Copy every line in which the string "Computers" occurs.
* begin ENTRIES SHOWN *
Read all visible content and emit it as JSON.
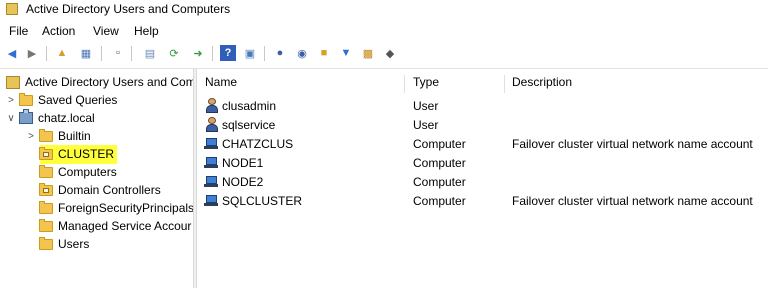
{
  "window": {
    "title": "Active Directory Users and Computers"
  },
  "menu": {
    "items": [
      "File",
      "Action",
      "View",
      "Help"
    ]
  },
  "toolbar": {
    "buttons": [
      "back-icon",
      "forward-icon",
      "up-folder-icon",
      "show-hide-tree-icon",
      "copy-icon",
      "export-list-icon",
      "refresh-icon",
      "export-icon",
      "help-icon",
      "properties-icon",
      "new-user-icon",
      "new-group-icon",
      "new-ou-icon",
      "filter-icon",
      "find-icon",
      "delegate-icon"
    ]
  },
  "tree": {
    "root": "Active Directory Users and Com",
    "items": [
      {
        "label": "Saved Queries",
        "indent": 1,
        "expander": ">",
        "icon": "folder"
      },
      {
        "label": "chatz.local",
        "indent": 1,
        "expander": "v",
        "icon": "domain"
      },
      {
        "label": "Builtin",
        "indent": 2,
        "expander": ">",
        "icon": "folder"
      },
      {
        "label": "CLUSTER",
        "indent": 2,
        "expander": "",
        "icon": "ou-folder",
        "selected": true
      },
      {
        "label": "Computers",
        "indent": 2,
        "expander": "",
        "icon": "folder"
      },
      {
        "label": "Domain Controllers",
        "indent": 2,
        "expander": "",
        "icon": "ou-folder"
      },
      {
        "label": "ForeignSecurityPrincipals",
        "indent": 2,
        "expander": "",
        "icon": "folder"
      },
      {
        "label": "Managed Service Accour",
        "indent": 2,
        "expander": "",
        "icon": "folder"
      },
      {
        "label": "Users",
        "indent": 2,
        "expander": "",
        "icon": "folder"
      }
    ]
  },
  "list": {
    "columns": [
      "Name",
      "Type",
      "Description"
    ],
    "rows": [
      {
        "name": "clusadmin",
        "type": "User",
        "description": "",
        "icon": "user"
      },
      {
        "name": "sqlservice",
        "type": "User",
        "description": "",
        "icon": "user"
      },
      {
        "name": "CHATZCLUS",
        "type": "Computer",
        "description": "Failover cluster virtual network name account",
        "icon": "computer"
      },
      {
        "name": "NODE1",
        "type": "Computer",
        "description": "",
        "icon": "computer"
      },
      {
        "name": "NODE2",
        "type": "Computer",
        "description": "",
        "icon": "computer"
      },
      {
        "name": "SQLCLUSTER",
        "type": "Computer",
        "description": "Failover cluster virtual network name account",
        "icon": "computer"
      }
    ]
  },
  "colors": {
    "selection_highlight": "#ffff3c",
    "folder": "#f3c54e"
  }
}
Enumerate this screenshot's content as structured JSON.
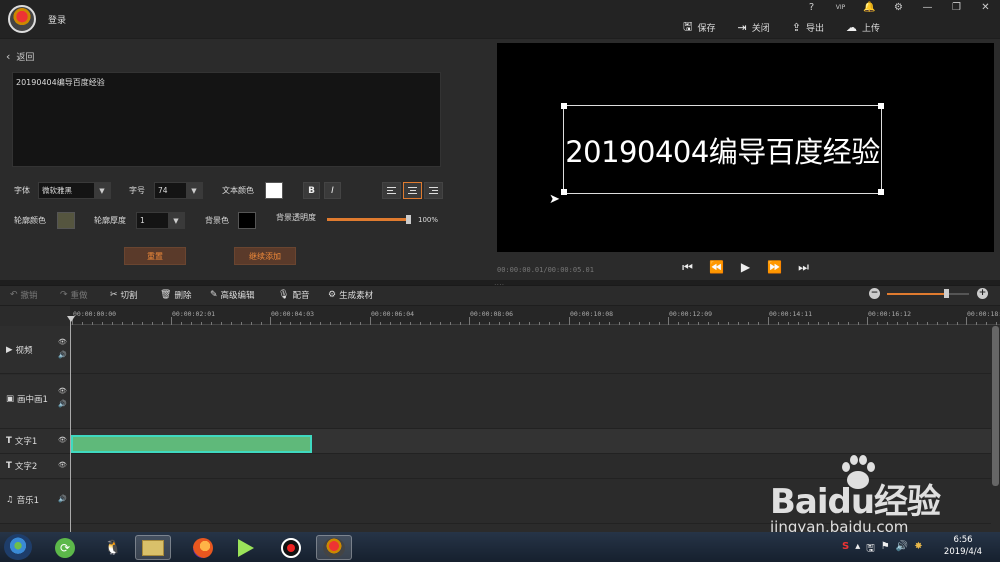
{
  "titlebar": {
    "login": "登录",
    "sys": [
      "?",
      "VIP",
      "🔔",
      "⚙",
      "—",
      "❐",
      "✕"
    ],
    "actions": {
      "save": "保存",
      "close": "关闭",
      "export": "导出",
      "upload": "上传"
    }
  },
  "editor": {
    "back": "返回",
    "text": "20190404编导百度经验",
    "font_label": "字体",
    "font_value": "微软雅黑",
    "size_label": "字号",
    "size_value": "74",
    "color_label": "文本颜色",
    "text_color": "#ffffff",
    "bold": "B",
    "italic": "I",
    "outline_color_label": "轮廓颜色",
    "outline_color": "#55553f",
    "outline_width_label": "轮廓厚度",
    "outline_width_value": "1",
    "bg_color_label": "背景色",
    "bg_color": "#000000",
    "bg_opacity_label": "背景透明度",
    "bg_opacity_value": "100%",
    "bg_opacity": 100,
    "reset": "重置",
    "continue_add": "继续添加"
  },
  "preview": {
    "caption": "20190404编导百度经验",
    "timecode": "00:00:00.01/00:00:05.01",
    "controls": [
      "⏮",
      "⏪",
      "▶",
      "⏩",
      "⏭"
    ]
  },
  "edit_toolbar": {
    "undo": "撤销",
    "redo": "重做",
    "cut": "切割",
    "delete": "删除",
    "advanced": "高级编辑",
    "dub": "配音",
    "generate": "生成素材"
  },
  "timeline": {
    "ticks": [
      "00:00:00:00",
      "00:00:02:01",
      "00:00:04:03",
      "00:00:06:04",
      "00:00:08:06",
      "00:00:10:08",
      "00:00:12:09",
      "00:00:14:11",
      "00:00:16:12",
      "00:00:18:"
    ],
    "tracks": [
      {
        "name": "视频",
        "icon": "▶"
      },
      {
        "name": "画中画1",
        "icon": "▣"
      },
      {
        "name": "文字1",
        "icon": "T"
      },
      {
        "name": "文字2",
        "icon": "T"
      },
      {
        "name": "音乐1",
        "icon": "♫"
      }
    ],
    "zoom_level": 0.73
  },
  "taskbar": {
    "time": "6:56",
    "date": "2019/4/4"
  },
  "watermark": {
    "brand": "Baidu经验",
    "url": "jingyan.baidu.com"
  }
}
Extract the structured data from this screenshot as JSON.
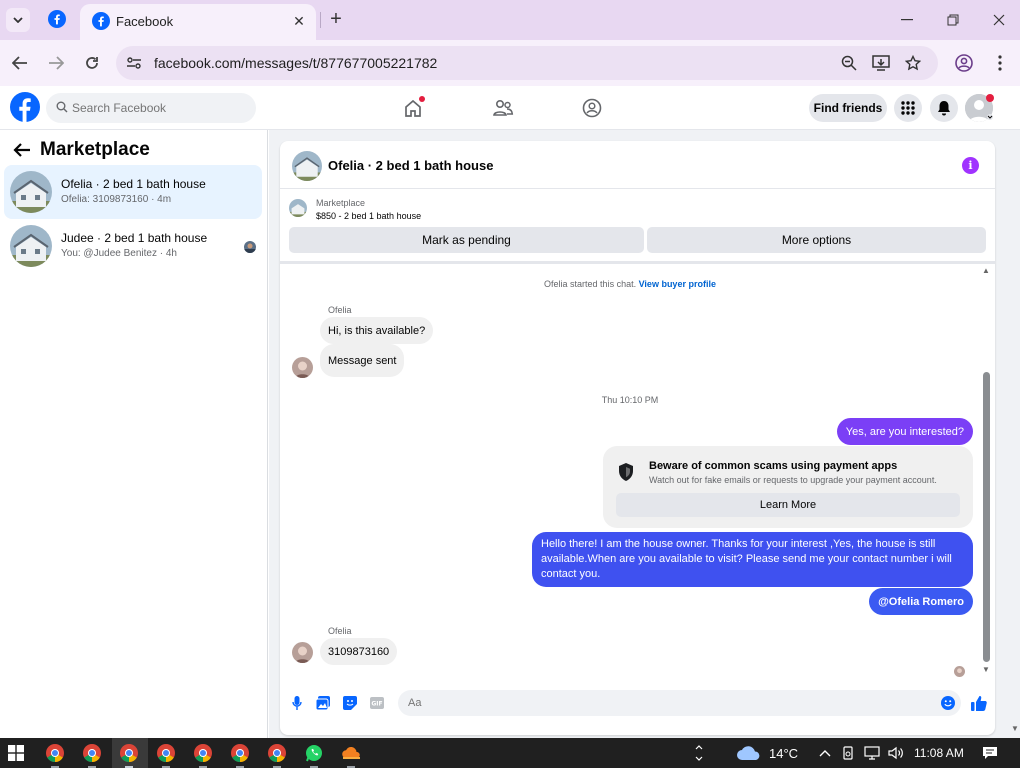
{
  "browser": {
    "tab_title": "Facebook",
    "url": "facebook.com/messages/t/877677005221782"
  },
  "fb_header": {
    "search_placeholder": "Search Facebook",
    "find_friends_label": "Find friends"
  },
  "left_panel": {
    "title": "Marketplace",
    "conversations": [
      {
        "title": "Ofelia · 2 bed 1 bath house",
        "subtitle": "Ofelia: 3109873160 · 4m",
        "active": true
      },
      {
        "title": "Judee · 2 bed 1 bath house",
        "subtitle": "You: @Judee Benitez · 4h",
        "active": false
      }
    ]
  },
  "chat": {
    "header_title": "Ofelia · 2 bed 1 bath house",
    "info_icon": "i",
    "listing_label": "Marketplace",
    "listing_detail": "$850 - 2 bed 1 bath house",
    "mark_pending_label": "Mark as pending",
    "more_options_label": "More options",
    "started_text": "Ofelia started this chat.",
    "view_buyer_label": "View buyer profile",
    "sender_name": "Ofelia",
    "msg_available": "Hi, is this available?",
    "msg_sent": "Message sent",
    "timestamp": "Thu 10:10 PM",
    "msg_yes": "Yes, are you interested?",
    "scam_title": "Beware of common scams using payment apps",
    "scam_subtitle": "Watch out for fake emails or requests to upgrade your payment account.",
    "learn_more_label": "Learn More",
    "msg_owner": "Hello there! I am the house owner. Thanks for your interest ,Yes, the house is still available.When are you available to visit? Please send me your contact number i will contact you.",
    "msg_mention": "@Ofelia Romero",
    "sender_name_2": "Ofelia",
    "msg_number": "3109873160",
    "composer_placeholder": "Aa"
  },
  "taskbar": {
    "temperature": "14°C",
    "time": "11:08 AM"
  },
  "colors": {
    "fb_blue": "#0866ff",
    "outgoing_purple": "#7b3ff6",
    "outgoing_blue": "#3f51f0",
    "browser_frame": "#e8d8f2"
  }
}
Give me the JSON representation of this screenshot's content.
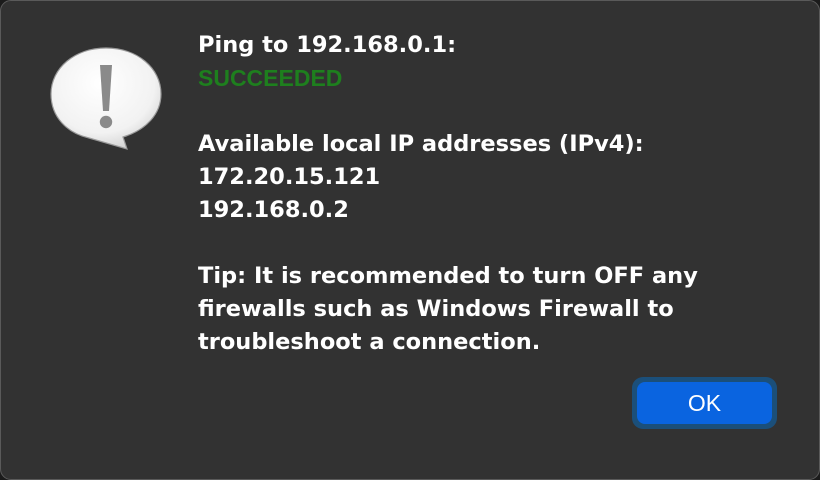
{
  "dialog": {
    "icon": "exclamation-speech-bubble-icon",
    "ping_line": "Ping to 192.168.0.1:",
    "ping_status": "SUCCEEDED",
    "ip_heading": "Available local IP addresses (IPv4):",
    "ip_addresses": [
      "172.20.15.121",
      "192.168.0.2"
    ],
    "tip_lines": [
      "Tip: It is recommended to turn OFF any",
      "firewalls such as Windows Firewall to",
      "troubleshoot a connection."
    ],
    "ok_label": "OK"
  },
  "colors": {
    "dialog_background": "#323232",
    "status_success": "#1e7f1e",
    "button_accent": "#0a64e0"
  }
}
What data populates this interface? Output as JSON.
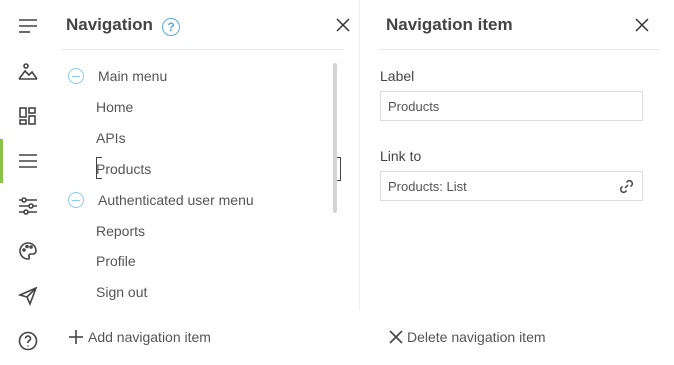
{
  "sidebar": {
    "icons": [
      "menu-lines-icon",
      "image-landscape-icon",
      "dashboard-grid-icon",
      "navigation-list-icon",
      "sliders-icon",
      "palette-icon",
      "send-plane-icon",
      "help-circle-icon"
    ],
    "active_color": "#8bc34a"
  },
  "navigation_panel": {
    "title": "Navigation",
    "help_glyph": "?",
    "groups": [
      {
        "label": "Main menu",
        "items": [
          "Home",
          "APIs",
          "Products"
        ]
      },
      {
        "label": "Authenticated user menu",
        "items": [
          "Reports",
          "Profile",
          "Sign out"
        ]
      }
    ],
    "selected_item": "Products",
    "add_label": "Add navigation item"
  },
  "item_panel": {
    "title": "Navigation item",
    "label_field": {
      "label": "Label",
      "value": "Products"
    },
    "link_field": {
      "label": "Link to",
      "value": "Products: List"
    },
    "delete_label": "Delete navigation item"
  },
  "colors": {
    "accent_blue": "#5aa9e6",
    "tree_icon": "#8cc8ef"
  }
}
* end ENTRIES SHOWN *
TASK RESULT ▸
    "title": "Active Directory Users and Computers"
        "label": "Computers",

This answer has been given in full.